* begin LISTED ENTRIES *

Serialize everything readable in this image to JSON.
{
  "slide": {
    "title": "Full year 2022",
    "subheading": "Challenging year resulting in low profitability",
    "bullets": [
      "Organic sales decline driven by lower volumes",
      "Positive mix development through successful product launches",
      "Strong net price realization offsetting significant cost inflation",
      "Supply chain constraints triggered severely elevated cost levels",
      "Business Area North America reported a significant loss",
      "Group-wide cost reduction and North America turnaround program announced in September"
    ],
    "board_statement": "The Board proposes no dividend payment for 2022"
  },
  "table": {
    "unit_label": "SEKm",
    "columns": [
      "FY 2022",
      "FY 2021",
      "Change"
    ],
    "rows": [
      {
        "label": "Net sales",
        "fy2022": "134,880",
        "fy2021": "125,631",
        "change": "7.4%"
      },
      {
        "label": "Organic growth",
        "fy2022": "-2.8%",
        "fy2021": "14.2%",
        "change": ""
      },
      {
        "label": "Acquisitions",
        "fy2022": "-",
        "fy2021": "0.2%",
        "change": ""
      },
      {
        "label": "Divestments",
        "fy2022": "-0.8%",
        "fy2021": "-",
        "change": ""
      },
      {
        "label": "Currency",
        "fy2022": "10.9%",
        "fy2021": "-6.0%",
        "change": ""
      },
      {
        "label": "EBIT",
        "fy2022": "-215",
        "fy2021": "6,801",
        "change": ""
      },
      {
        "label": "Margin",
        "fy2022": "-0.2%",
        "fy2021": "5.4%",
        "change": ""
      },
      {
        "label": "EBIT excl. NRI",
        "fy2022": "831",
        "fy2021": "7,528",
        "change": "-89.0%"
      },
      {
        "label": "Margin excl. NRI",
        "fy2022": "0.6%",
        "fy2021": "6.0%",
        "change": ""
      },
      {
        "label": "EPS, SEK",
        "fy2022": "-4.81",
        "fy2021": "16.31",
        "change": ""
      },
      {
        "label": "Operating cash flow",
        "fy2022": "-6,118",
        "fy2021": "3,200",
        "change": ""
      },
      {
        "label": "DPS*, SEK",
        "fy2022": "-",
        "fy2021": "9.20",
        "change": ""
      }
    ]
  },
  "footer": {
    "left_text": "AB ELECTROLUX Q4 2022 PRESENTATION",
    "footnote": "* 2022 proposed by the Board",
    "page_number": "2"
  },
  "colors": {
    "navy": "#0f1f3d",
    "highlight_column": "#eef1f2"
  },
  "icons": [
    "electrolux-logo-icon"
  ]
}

* end LISTED ENTRIES *

▶ [WHAT YOU SHOULD DO]: Write each line above out exactly.

▶ [FINISHED ANSWER]:
Serialize everything readable in this image to JSON.
{
  "slide": {
    "title": "Full year 2022",
    "subheading": "Challenging year resulting in low profitability",
    "bullets": [
      "Organic sales decline driven by lower volumes",
      "Positive mix development through successful product launches",
      "Strong net price realization offsetting significant cost inflation",
      "Supply chain constraints triggered severely elevated cost levels",
      "Business Area North America reported a significant loss",
      "Group-wide cost reduction and North America turnaround program announced in September"
    ],
    "board_statement": "The Board proposes no dividend payment for 2022"
  },
  "table": {
    "unit_label": "SEKm",
    "columns": [
      "FY 2022",
      "FY 2021",
      "Change"
    ],
    "rows": [
      {
        "label": "Net sales",
        "fy2022": "134,880",
        "fy2021": "125,631",
        "change": "7.4%"
      },
      {
        "label": "Organic growth",
        "fy2022": "-2.8%",
        "fy2021": "14.2%",
        "change": ""
      },
      {
        "label": "Acquisitions",
        "fy2022": "-",
        "fy2021": "0.2%",
        "change": ""
      },
      {
        "label": "Divestments",
        "fy2022": "-0.8%",
        "fy2021": "-",
        "change": ""
      },
      {
        "label": "Currency",
        "fy2022": "10.9%",
        "fy2021": "-6.0%",
        "change": ""
      },
      {
        "label": "EBIT",
        "fy2022": "-215",
        "fy2021": "6,801",
        "change": ""
      },
      {
        "label": "Margin",
        "fy2022": "-0.2%",
        "fy2021": "5.4%",
        "change": ""
      },
      {
        "label": "EBIT excl. NRI",
        "fy2022": "831",
        "fy2021": "7,528",
        "change": "-89.0%"
      },
      {
        "label": "Margin excl. NRI",
        "fy2022": "0.6%",
        "fy2021": "6.0%",
        "change": ""
      },
      {
        "label": "EPS, SEK",
        "fy2022": "-4.81",
        "fy2021": "16.31",
        "change": ""
      },
      {
        "label": "Operating cash flow",
        "fy2022": "-6,118",
        "fy2021": "3,200",
        "change": ""
      },
      {
        "label": "DPS*, SEK",
        "fy2022": "-",
        "fy2021": "9.20",
        "change": ""
      }
    ]
  },
  "footer": {
    "left_text": "AB ELECTROLUX Q4 2022 PRESENTATION",
    "footnote": "* 2022 proposed by the Board",
    "page_number": "2"
  },
  "colors": {
    "navy": "#0f1f3d",
    "highlight_column": "#eef1f2"
  },
  "icons": [
    "electrolux-logo-icon"
  ]
}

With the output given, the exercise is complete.